** begin DATA TO PROCESS **
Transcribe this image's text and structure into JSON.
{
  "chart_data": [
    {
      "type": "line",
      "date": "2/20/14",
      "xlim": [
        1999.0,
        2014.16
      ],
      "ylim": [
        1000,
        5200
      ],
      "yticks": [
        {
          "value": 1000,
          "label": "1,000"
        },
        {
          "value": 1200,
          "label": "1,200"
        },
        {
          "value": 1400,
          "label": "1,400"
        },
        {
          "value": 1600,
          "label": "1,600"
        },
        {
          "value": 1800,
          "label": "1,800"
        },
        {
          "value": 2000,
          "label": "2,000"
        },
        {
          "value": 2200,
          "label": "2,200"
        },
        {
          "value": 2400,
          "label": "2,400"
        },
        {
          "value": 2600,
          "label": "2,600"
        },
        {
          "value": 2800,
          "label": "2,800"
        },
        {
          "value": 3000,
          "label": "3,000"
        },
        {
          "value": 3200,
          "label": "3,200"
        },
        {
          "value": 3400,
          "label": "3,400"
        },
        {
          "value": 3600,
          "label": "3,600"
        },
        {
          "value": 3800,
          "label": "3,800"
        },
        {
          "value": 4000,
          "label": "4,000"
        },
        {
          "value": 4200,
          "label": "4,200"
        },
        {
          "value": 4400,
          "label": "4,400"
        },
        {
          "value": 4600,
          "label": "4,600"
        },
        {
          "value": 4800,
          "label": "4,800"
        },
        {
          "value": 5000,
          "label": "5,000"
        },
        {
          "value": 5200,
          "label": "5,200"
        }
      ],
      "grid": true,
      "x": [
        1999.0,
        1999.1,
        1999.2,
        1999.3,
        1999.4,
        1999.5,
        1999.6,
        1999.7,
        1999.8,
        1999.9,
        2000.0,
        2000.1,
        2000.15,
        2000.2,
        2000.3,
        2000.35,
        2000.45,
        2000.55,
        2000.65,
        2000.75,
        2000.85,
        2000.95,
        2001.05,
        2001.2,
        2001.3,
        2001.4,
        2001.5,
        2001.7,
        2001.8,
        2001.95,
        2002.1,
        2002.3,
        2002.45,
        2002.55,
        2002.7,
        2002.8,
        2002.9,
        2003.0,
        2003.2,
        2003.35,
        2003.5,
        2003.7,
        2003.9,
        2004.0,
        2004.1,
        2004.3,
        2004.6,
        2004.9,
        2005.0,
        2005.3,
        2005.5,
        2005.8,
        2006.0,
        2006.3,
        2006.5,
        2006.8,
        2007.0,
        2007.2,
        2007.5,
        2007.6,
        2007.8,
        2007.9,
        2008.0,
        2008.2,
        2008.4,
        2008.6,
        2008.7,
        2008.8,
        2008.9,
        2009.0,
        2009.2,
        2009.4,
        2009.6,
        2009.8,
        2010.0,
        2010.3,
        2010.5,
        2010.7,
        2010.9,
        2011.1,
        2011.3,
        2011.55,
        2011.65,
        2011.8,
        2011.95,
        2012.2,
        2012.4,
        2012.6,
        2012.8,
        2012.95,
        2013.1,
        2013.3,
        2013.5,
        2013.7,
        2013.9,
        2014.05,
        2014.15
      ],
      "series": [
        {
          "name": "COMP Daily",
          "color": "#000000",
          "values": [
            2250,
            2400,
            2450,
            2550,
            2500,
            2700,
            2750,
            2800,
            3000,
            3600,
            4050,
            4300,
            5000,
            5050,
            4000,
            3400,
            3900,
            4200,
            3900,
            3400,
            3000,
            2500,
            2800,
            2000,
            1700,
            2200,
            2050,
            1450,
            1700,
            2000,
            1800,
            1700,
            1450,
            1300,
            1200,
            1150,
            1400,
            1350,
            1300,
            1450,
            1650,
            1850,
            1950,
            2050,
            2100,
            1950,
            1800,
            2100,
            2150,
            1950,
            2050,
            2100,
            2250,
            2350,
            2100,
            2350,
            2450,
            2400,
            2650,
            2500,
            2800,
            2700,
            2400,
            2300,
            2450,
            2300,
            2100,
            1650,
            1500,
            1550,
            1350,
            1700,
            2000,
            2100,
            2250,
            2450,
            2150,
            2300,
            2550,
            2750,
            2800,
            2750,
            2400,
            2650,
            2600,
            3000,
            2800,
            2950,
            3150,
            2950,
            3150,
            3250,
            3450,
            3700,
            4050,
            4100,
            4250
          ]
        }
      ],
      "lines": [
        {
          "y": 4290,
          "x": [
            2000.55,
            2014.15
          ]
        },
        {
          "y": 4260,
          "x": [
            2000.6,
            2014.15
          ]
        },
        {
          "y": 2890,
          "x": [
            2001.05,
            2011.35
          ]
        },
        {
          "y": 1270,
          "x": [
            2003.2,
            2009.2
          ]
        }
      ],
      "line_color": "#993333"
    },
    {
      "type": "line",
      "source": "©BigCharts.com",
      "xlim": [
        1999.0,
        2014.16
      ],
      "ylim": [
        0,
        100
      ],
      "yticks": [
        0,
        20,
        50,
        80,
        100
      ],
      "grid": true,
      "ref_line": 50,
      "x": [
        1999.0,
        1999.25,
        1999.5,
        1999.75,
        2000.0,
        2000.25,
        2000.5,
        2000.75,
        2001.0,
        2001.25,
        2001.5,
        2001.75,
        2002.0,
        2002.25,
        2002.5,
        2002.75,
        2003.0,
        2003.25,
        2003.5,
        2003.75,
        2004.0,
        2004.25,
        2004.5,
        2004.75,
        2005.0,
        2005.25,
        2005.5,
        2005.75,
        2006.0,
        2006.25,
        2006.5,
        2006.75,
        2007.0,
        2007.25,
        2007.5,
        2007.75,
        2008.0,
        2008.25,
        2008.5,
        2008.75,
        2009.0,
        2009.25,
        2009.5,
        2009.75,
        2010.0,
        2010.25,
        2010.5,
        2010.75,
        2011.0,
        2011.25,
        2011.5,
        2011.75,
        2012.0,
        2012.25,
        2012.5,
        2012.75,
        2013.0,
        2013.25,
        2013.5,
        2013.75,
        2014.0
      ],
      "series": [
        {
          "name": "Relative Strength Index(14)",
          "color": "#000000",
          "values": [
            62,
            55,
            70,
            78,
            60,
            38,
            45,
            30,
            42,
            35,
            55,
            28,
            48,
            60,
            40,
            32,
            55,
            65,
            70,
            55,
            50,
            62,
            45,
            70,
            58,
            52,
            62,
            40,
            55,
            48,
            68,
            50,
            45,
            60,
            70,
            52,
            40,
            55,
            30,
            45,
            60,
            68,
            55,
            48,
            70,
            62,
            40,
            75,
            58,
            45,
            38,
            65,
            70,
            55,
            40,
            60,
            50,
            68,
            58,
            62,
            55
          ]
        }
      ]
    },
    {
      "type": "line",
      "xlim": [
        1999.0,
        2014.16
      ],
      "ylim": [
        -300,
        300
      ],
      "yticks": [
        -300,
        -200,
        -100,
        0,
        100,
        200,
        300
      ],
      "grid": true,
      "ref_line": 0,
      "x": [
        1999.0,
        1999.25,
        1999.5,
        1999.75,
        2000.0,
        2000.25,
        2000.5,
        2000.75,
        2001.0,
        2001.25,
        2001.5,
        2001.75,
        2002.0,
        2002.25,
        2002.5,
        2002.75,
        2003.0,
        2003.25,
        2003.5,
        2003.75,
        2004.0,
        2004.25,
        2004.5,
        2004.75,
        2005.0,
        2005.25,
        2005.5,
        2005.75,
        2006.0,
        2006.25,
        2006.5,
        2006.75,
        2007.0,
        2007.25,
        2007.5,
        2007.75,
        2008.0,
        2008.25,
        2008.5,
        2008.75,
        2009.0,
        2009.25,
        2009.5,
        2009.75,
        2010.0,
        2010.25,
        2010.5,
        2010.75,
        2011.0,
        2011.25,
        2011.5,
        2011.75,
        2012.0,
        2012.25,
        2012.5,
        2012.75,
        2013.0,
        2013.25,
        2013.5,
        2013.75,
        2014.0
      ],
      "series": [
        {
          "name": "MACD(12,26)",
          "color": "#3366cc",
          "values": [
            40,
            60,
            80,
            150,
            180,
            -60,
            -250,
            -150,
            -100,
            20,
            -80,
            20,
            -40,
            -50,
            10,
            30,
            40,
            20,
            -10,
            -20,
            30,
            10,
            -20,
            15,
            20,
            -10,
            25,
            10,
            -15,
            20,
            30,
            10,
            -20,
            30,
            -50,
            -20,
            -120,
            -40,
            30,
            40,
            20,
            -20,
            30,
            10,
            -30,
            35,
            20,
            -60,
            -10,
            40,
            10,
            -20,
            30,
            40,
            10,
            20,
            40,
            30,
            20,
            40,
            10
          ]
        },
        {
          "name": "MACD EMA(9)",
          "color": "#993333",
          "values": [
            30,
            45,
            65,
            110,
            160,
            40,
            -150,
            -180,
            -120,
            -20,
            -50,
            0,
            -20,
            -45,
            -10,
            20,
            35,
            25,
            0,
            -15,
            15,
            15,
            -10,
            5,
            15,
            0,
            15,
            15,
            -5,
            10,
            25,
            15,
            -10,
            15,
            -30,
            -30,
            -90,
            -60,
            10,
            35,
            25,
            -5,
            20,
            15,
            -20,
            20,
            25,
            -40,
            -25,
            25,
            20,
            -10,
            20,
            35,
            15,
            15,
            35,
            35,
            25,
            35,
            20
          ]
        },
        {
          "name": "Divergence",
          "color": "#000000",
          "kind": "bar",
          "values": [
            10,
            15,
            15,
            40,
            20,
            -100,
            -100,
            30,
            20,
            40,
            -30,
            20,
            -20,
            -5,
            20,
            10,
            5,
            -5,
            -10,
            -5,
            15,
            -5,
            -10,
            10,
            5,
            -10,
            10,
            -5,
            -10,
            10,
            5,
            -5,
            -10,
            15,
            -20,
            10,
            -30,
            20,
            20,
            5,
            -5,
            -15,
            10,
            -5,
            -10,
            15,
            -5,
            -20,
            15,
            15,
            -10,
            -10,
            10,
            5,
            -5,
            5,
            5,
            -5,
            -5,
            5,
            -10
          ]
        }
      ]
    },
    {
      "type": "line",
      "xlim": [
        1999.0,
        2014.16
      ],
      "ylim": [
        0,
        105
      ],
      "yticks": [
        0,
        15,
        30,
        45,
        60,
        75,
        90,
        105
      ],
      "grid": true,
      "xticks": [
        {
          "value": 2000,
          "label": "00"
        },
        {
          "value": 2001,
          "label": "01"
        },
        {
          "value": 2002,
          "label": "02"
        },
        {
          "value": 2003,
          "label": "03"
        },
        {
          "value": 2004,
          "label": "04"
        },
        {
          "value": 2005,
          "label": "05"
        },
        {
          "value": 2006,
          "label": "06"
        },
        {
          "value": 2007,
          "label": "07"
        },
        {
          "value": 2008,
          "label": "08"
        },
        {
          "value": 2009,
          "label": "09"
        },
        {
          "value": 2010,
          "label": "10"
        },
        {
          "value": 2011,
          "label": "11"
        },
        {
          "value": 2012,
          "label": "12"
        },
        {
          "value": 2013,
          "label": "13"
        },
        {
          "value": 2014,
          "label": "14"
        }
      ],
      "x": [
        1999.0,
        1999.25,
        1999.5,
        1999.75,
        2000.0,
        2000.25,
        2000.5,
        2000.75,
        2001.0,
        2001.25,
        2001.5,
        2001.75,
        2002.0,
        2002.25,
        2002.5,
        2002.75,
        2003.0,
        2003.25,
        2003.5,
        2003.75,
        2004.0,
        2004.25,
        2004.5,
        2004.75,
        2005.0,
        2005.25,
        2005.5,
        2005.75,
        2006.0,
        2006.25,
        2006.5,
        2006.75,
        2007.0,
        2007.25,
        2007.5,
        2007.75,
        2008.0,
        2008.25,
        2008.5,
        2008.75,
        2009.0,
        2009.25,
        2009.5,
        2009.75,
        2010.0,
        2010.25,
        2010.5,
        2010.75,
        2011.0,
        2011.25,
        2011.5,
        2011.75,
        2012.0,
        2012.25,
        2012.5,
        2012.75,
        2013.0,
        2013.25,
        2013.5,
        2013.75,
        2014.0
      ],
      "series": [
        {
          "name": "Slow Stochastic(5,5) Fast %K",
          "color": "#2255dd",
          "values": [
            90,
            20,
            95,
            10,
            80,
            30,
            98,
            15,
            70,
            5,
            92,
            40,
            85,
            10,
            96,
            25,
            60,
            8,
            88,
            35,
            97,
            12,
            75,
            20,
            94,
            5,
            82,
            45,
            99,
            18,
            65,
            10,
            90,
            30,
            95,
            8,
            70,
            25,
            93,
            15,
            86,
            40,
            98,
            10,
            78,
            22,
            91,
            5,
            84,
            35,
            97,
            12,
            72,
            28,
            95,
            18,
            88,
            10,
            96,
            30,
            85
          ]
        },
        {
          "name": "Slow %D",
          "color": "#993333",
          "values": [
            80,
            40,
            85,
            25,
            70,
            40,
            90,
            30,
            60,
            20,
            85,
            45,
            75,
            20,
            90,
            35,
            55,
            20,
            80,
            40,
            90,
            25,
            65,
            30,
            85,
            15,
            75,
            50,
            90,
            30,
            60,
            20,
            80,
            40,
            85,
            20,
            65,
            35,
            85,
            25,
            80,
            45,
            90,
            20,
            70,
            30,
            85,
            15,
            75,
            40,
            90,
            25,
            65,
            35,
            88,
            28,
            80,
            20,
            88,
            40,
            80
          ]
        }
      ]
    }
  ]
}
** end DATA TO PROCESS **
Of the lines in the records, determine how many contain the word "Slow", and report that number alone.

SOLUTION TO THE EXERCISE: 2